» **Task**: Extract the complete listing and output it unchanged.

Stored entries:

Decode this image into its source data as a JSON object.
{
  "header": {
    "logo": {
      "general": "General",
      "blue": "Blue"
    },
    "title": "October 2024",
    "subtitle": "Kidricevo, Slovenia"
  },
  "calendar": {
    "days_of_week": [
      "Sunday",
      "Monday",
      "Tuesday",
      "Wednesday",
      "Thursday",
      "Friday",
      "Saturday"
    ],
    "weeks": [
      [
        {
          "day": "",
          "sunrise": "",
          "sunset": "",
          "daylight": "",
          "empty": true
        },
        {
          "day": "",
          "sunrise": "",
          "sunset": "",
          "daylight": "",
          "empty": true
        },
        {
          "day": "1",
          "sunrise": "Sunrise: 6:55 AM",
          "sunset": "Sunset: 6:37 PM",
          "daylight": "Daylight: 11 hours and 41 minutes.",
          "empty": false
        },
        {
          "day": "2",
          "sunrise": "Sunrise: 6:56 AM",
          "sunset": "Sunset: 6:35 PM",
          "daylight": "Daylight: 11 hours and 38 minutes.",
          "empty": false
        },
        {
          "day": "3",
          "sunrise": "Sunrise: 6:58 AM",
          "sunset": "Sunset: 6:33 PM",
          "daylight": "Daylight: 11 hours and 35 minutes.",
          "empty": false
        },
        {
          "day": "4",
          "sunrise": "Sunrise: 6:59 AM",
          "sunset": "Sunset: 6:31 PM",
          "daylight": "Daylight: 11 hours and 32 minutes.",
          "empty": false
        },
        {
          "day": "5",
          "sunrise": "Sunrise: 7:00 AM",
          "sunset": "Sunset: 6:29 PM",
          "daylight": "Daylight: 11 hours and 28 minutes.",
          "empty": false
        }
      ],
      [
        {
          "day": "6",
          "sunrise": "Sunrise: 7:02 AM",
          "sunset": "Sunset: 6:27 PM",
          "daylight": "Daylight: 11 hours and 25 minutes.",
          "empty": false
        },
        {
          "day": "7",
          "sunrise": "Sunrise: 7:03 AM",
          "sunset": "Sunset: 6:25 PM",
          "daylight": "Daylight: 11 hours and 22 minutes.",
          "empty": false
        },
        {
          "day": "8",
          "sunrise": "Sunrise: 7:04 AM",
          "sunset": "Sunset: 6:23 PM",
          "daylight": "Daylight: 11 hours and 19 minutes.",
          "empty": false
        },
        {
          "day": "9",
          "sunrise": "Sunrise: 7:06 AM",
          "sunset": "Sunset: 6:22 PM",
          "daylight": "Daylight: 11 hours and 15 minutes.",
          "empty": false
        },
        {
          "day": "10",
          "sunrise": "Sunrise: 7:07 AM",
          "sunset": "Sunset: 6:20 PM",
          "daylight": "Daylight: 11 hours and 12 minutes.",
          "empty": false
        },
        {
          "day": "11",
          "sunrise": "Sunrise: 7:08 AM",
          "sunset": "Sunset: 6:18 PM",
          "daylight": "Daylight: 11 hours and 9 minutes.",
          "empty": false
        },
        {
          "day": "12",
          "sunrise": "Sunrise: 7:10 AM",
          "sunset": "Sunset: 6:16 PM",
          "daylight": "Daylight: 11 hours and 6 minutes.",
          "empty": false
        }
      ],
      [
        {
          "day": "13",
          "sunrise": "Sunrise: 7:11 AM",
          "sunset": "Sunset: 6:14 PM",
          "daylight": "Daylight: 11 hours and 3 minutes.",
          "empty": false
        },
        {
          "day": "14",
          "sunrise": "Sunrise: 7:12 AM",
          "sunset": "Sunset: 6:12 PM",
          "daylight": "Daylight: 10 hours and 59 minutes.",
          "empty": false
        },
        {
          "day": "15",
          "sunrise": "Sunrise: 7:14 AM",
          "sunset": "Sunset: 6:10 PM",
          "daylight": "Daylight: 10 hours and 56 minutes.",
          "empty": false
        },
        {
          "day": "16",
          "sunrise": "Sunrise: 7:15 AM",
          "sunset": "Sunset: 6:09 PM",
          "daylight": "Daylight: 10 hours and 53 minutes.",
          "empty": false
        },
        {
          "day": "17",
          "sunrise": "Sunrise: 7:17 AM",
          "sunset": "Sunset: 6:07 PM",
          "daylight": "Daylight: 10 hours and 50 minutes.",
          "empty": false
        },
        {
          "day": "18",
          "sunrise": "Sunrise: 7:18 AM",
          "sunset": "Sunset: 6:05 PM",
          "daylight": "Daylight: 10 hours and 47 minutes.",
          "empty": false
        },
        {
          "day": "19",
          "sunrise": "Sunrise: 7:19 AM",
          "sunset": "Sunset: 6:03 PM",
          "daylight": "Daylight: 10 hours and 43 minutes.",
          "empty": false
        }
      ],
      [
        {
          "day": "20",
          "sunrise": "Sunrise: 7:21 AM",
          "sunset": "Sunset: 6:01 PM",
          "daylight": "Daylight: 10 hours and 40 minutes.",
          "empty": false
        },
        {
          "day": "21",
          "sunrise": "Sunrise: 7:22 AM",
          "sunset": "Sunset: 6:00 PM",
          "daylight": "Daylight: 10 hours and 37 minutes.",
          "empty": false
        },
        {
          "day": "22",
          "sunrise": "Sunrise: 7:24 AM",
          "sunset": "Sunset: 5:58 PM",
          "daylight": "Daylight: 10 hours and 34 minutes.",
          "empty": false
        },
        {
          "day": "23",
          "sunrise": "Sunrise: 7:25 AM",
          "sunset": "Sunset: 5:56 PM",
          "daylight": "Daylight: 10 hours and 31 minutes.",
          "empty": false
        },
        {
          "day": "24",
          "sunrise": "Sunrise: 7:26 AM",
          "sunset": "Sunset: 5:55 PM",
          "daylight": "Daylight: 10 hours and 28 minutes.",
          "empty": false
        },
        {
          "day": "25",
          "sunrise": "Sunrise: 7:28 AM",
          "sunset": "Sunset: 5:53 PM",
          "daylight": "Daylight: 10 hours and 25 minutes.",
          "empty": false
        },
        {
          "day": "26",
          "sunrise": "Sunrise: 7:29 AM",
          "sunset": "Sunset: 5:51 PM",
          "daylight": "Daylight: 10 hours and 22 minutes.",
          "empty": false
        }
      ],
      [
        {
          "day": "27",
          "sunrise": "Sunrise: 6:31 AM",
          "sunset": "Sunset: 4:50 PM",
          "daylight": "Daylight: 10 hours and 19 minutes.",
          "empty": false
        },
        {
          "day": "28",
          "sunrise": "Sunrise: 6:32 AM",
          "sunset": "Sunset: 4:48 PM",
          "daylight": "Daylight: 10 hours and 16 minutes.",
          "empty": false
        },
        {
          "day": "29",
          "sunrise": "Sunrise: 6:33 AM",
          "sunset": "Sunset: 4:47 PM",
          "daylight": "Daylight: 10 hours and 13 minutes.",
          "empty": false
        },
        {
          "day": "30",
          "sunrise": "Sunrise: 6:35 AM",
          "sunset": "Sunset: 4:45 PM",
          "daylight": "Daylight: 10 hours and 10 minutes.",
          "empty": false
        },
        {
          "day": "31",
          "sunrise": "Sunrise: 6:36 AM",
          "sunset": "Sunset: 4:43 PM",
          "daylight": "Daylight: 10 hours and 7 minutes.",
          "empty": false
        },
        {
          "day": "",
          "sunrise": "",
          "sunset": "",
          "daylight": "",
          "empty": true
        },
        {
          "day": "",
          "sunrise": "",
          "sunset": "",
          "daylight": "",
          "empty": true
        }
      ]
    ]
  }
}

» **Answer**:
Decode this image into its source data as a JSON object.
{
  "header": {
    "logo": {
      "general": "General",
      "blue": "Blue"
    },
    "title": "October 2024",
    "subtitle": "Kidricevo, Slovenia"
  },
  "calendar": {
    "days_of_week": [
      "Sunday",
      "Monday",
      "Tuesday",
      "Wednesday",
      "Thursday",
      "Friday",
      "Saturday"
    ],
    "weeks": [
      [
        {
          "day": "",
          "sunrise": "",
          "sunset": "",
          "daylight": "",
          "empty": true
        },
        {
          "day": "",
          "sunrise": "",
          "sunset": "",
          "daylight": "",
          "empty": true
        },
        {
          "day": "1",
          "sunrise": "Sunrise: 6:55 AM",
          "sunset": "Sunset: 6:37 PM",
          "daylight": "Daylight: 11 hours and 41 minutes.",
          "empty": false
        },
        {
          "day": "2",
          "sunrise": "Sunrise: 6:56 AM",
          "sunset": "Sunset: 6:35 PM",
          "daylight": "Daylight: 11 hours and 38 minutes.",
          "empty": false
        },
        {
          "day": "3",
          "sunrise": "Sunrise: 6:58 AM",
          "sunset": "Sunset: 6:33 PM",
          "daylight": "Daylight: 11 hours and 35 minutes.",
          "empty": false
        },
        {
          "day": "4",
          "sunrise": "Sunrise: 6:59 AM",
          "sunset": "Sunset: 6:31 PM",
          "daylight": "Daylight: 11 hours and 32 minutes.",
          "empty": false
        },
        {
          "day": "5",
          "sunrise": "Sunrise: 7:00 AM",
          "sunset": "Sunset: 6:29 PM",
          "daylight": "Daylight: 11 hours and 28 minutes.",
          "empty": false
        }
      ],
      [
        {
          "day": "6",
          "sunrise": "Sunrise: 7:02 AM",
          "sunset": "Sunset: 6:27 PM",
          "daylight": "Daylight: 11 hours and 25 minutes.",
          "empty": false
        },
        {
          "day": "7",
          "sunrise": "Sunrise: 7:03 AM",
          "sunset": "Sunset: 6:25 PM",
          "daylight": "Daylight: 11 hours and 22 minutes.",
          "empty": false
        },
        {
          "day": "8",
          "sunrise": "Sunrise: 7:04 AM",
          "sunset": "Sunset: 6:23 PM",
          "daylight": "Daylight: 11 hours and 19 minutes.",
          "empty": false
        },
        {
          "day": "9",
          "sunrise": "Sunrise: 7:06 AM",
          "sunset": "Sunset: 6:22 PM",
          "daylight": "Daylight: 11 hours and 15 minutes.",
          "empty": false
        },
        {
          "day": "10",
          "sunrise": "Sunrise: 7:07 AM",
          "sunset": "Sunset: 6:20 PM",
          "daylight": "Daylight: 11 hours and 12 minutes.",
          "empty": false
        },
        {
          "day": "11",
          "sunrise": "Sunrise: 7:08 AM",
          "sunset": "Sunset: 6:18 PM",
          "daylight": "Daylight: 11 hours and 9 minutes.",
          "empty": false
        },
        {
          "day": "12",
          "sunrise": "Sunrise: 7:10 AM",
          "sunset": "Sunset: 6:16 PM",
          "daylight": "Daylight: 11 hours and 6 minutes.",
          "empty": false
        }
      ],
      [
        {
          "day": "13",
          "sunrise": "Sunrise: 7:11 AM",
          "sunset": "Sunset: 6:14 PM",
          "daylight": "Daylight: 11 hours and 3 minutes.",
          "empty": false
        },
        {
          "day": "14",
          "sunrise": "Sunrise: 7:12 AM",
          "sunset": "Sunset: 6:12 PM",
          "daylight": "Daylight: 10 hours and 59 minutes.",
          "empty": false
        },
        {
          "day": "15",
          "sunrise": "Sunrise: 7:14 AM",
          "sunset": "Sunset: 6:10 PM",
          "daylight": "Daylight: 10 hours and 56 minutes.",
          "empty": false
        },
        {
          "day": "16",
          "sunrise": "Sunrise: 7:15 AM",
          "sunset": "Sunset: 6:09 PM",
          "daylight": "Daylight: 10 hours and 53 minutes.",
          "empty": false
        },
        {
          "day": "17",
          "sunrise": "Sunrise: 7:17 AM",
          "sunset": "Sunset: 6:07 PM",
          "daylight": "Daylight: 10 hours and 50 minutes.",
          "empty": false
        },
        {
          "day": "18",
          "sunrise": "Sunrise: 7:18 AM",
          "sunset": "Sunset: 6:05 PM",
          "daylight": "Daylight: 10 hours and 47 minutes.",
          "empty": false
        },
        {
          "day": "19",
          "sunrise": "Sunrise: 7:19 AM",
          "sunset": "Sunset: 6:03 PM",
          "daylight": "Daylight: 10 hours and 43 minutes.",
          "empty": false
        }
      ],
      [
        {
          "day": "20",
          "sunrise": "Sunrise: 7:21 AM",
          "sunset": "Sunset: 6:01 PM",
          "daylight": "Daylight: 10 hours and 40 minutes.",
          "empty": false
        },
        {
          "day": "21",
          "sunrise": "Sunrise: 7:22 AM",
          "sunset": "Sunset: 6:00 PM",
          "daylight": "Daylight: 10 hours and 37 minutes.",
          "empty": false
        },
        {
          "day": "22",
          "sunrise": "Sunrise: 7:24 AM",
          "sunset": "Sunset: 5:58 PM",
          "daylight": "Daylight: 10 hours and 34 minutes.",
          "empty": false
        },
        {
          "day": "23",
          "sunrise": "Sunrise: 7:25 AM",
          "sunset": "Sunset: 5:56 PM",
          "daylight": "Daylight: 10 hours and 31 minutes.",
          "empty": false
        },
        {
          "day": "24",
          "sunrise": "Sunrise: 7:26 AM",
          "sunset": "Sunset: 5:55 PM",
          "daylight": "Daylight: 10 hours and 28 minutes.",
          "empty": false
        },
        {
          "day": "25",
          "sunrise": "Sunrise: 7:28 AM",
          "sunset": "Sunset: 5:53 PM",
          "daylight": "Daylight: 10 hours and 25 minutes.",
          "empty": false
        },
        {
          "day": "26",
          "sunrise": "Sunrise: 7:29 AM",
          "sunset": "Sunset: 5:51 PM",
          "daylight": "Daylight: 10 hours and 22 minutes.",
          "empty": false
        }
      ],
      [
        {
          "day": "27",
          "sunrise": "Sunrise: 6:31 AM",
          "sunset": "Sunset: 4:50 PM",
          "daylight": "Daylight: 10 hours and 19 minutes.",
          "empty": false
        },
        {
          "day": "28",
          "sunrise": "Sunrise: 6:32 AM",
          "sunset": "Sunset: 4:48 PM",
          "daylight": "Daylight: 10 hours and 16 minutes.",
          "empty": false
        },
        {
          "day": "29",
          "sunrise": "Sunrise: 6:33 AM",
          "sunset": "Sunset: 4:47 PM",
          "daylight": "Daylight: 10 hours and 13 minutes.",
          "empty": false
        },
        {
          "day": "30",
          "sunrise": "Sunrise: 6:35 AM",
          "sunset": "Sunset: 4:45 PM",
          "daylight": "Daylight: 10 hours and 10 minutes.",
          "empty": false
        },
        {
          "day": "31",
          "sunrise": "Sunrise: 6:36 AM",
          "sunset": "Sunset: 4:43 PM",
          "daylight": "Daylight: 10 hours and 7 minutes.",
          "empty": false
        },
        {
          "day": "",
          "sunrise": "",
          "sunset": "",
          "daylight": "",
          "empty": true
        },
        {
          "day": "",
          "sunrise": "",
          "sunset": "",
          "daylight": "",
          "empty": true
        }
      ]
    ]
  }
}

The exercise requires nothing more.